> [WORK INSTRUCTIONS]: Lay out every line of the records below as a numbered list, leaving out any blank lines.

> [RECORDED DATA]:
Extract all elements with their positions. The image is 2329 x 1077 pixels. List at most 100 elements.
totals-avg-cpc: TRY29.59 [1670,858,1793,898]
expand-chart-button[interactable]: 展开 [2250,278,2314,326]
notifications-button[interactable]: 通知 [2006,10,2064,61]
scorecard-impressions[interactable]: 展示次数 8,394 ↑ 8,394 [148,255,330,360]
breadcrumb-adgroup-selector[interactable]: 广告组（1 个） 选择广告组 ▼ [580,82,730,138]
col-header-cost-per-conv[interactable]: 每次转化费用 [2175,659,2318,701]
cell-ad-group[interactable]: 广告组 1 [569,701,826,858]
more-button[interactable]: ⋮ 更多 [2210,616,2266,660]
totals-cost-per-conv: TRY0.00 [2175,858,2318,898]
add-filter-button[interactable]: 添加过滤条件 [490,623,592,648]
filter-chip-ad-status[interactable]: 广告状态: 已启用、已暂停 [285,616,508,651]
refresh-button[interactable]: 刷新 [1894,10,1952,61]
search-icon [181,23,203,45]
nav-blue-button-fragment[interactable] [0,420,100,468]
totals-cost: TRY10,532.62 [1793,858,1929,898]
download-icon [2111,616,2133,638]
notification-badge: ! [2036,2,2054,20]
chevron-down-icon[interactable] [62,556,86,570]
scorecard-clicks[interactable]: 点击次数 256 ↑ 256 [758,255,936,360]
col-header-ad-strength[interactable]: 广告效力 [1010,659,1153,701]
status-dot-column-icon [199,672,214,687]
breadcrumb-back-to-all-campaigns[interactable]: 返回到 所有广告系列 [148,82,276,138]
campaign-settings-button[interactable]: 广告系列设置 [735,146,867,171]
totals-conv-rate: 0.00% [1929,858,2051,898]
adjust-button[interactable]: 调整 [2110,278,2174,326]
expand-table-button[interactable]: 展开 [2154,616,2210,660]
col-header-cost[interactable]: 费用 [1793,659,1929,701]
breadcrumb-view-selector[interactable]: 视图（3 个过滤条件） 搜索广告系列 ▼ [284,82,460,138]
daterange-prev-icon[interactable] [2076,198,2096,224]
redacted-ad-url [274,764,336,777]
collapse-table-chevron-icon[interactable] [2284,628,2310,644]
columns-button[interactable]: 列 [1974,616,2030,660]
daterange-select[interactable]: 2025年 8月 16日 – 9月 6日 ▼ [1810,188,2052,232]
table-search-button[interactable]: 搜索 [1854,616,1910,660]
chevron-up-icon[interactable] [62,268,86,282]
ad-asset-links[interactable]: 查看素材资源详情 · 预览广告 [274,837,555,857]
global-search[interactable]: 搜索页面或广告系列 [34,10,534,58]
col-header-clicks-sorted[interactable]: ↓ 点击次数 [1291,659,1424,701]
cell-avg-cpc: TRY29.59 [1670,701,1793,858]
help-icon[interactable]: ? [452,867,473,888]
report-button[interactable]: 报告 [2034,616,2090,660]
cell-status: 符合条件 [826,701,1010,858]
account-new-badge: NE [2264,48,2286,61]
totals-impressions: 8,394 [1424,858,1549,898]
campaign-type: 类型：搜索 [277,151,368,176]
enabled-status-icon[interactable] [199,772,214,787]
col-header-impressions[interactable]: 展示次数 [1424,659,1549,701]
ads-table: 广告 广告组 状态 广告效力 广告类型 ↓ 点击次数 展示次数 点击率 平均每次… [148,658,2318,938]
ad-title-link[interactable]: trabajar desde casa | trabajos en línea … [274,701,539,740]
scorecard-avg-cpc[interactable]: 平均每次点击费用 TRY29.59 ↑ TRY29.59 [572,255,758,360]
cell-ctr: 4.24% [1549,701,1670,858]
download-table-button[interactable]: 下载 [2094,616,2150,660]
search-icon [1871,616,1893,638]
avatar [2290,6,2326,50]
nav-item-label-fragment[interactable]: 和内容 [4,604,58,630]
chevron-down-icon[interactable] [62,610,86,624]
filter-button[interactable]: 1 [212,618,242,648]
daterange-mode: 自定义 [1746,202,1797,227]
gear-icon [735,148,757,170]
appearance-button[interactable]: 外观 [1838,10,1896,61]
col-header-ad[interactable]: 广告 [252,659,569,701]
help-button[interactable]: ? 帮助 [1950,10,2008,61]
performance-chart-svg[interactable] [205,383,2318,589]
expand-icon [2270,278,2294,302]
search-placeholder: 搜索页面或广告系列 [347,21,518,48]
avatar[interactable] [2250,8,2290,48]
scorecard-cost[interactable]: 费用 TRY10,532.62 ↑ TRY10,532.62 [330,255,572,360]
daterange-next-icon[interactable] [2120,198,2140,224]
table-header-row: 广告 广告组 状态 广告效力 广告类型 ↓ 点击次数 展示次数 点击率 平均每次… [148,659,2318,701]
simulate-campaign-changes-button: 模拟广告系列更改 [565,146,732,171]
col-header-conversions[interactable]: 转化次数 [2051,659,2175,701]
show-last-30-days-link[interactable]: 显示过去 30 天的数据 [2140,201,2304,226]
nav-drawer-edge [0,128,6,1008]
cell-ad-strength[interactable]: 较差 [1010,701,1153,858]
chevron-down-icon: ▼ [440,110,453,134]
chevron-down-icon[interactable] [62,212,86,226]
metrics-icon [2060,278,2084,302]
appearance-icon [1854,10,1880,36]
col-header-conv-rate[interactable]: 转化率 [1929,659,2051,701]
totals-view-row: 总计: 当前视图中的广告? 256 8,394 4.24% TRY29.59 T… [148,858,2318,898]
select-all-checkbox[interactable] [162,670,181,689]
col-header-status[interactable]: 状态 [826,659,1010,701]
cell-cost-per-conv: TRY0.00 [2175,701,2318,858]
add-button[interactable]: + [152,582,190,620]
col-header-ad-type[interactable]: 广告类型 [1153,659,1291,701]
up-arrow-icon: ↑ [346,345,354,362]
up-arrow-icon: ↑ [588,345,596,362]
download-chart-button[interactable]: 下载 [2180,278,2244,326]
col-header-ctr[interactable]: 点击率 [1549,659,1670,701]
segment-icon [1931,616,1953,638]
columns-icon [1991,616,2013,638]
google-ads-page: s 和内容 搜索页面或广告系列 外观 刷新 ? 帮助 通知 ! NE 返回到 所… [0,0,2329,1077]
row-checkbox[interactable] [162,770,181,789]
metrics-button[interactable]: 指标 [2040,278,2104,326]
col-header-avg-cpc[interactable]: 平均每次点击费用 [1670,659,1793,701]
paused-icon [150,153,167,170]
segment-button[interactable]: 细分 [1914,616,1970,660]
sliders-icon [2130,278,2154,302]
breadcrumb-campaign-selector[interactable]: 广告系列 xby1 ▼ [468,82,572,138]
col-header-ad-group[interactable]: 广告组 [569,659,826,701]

> [TASK SOLUTION]:
1. Extract all elements with their positions. The image is 2329 x 1077 pixels. List at most 100 elements.
2. totals-avg-cpc: TRY29.59 [1670,858,1793,898]
3. expand-chart-button[interactable]: 展开 [2250,278,2314,326]
4. notifications-button[interactable]: 通知 [2006,10,2064,61]
5. scorecard-impressions[interactable]: 展示次数 8,394 ↑ 8,394 [148,255,330,360]
6. breadcrumb-adgroup-selector[interactable]: 广告组（1 个） 选择广告组 ▼ [580,82,730,138]
7. col-header-cost-per-conv[interactable]: 每次转化费用 [2175,659,2318,701]
8. cell-ad-group[interactable]: 广告组 1 [569,701,826,858]
9. more-button[interactable]: ⋮ 更多 [2210,616,2266,660]
10. totals-cost-per-conv: TRY0.00 [2175,858,2318,898]
11. add-filter-button[interactable]: 添加过滤条件 [490,623,592,648]
12. filter-chip-ad-status[interactable]: 广告状态: 已启用、已暂停 [285,616,508,651]
13. refresh-button[interactable]: 刷新 [1894,10,1952,61]
14. search-icon [181,23,203,45]
15. nav-blue-button-fragment[interactable] [0,420,100,468]
16. totals-cost: TRY10,532.62 [1793,858,1929,898]
17. download-icon [2111,616,2133,638]
18. notification-badge: ! [2036,2,2054,20]
19. chevron-down-icon[interactable] [62,556,86,570]
20. scorecard-clicks[interactable]: 点击次数 256 ↑ 256 [758,255,936,360]
21. col-header-ad-strength[interactable]: 广告效力 [1010,659,1153,701]
22. status-dot-column-icon [199,672,214,687]
23. breadcrumb-back-to-all-campaigns[interactable]: 返回到 所有广告系列 [148,82,276,138]
24. campaign-settings-button[interactable]: 广告系列设置 [735,146,867,171]
25. totals-conv-rate: 0.00% [1929,858,2051,898]
26. adjust-button[interactable]: 调整 [2110,278,2174,326]
27. expand-table-button[interactable]: 展开 [2154,616,2210,660]
28. col-header-cost[interactable]: 费用 [1793,659,1929,701]
29. breadcrumb-view-selector[interactable]: 视图（3 个过滤条件） 搜索广告系列 ▼ [284,82,460,138]
30. daterange-prev-icon[interactable] [2076,198,2096,224]
31. redacted-ad-url [274,764,336,777]
32. collapse-table-chevron-icon[interactable] [2284,628,2310,644]
33. columns-button[interactable]: 列 [1974,616,2030,660]
34. daterange-select[interactable]: 2025年 8月 16日 – 9月 6日 ▼ [1810,188,2052,232]
35. table-search-button[interactable]: 搜索 [1854,616,1910,660]
36. chevron-up-icon[interactable] [62,268,86,282]
37. ad-asset-links[interactable]: 查看素材资源详情 · 预览广告 [274,837,555,857]
38. global-search[interactable]: 搜索页面或广告系列 [34,10,534,58]
39. col-header-clicks-sorted[interactable]: ↓ 点击次数 [1291,659,1424,701]
40. cell-avg-cpc: TRY29.59 [1670,701,1793,858]
41. help-icon[interactable]: ? [452,867,473,888]
42. report-button[interactable]: 报告 [2034,616,2090,660]
43. cell-status: 符合条件 [826,701,1010,858]
44. account-new-badge: NE [2264,48,2286,61]
45. totals-impressions: 8,394 [1424,858,1549,898]
46. campaign-type: 类型：搜索 [277,151,368,176]
47. enabled-status-icon[interactable] [199,772,214,787]
48. col-header-impressions[interactable]: 展示次数 [1424,659,1549,701]
49. ads-table: 广告 广告组 状态 广告效力 广告类型 ↓ 点击次数 展示次数 点击率 平均每次… [148,658,2318,938]
50. ad-title-link[interactable]: trabajar desde casa | trabajos en línea … [274,701,539,740]
51. scorecard-avg-cpc[interactable]: 平均每次点击费用 TRY29.59 ↑ TRY29.59 [572,255,758,360]
52. cell-ctr: 4.24% [1549,701,1670,858]
53. download-table-button[interactable]: 下载 [2094,616,2150,660]
54. search-icon [1871,616,1893,638]
55. avatar [2290,6,2326,50]
56. nav-item-label-fragment[interactable]: 和内容 [4,604,58,630]
57. chevron-down-icon[interactable] [62,610,86,624]
58. filter-button[interactable]: 1 [212,618,242,648]
59. daterange-mode: 自定义 [1746,202,1797,227]
60. gear-icon [735,148,757,170]
61. appearance-button[interactable]: 外观 [1838,10,1896,61]
62. col-header-ad[interactable]: 广告 [252,659,569,701]
63. help-button[interactable]: ? 帮助 [1950,10,2008,61]
64. performance-chart-svg[interactable] [205,383,2318,589]
65. expand-icon [2270,278,2294,302]
66. search-placeholder: 搜索页面或广告系列 [347,21,518,48]
67. avatar[interactable] [2250,8,2290,48]
68. scorecard-cost[interactable]: 费用 TRY10,532.62 ↑ TRY10,532.62 [330,255,572,360]
69. daterange-next-icon[interactable] [2120,198,2140,224]
70. table-header-row: 广告 广告组 状态 广告效力 广告类型 ↓ 点击次数 展示次数 点击率 平均每次… [148,659,2318,701]
71. simulate-campaign-changes-button: 模拟广告系列更改 [565,146,732,171]
72. col-header-conversions[interactable]: 转化次数 [2051,659,2175,701]
73. show-last-30-days-link[interactable]: 显示过去 30 天的数据 [2140,201,2304,226]
74. nav-drawer-edge [0,128,6,1008]
75. cell-ad-strength[interactable]: 较差 [1010,701,1153,858]
76. chevron-down-icon: ▼ [440,110,453,134]
77. chevron-down-icon[interactable] [62,212,86,226]
78. metrics-icon [2060,278,2084,302]
79. appearance-icon [1854,10,1880,36]
80. col-header-conv-rate[interactable]: 转化率 [1929,659,2051,701]
81. totals-view-row: 总计: 当前视图中的广告? 256 8,394 4.24% TRY29.59 T… [148,858,2318,898]
82. select-all-checkbox[interactable] [162,670,181,689]
83. col-header-status[interactable]: 状态 [826,659,1010,701]
84. cell-cost-per-conv: TRY0.00 [2175,701,2318,858]
85. add-button[interactable]: + [152,582,190,620]
86. col-header-ad-type[interactable]: 广告类型 [1153,659,1291,701]
87. up-arrow-icon: ↑ [346,345,354,362]
88. up-arrow-icon: ↑ [588,345,596,362]
89. download-chart-button[interactable]: 下载 [2180,278,2244,326]
90. col-header-ctr[interactable]: 点击率 [1549,659,1670,701]
91. segment-icon [1931,616,1953,638]
92. columns-icon [1991,616,2013,638]
93. google-ads-page: s 和内容 搜索页面或广告系列 外观 刷新 ? 帮助 通知 ! NE 返回到 所… [0,0,2329,1077]
94. row-checkbox[interactable] [162,770,181,789]
95. metrics-button[interactable]: 指标 [2040,278,2104,326]
96. col-header-avg-cpc[interactable]: 平均每次点击费用 [1670,659,1793,701]
97. paused-icon [150,153,167,170]
98. segment-button[interactable]: 细分 [1914,616,1970,660]
99. sliders-icon [2130,278,2154,302]
100. breadcrumb-campaign-selector[interactable]: 广告系列 xby1 ▼ [468,82,572,138]
101. col-header-ad-group[interactable]: 广告组 [569,659,826,701]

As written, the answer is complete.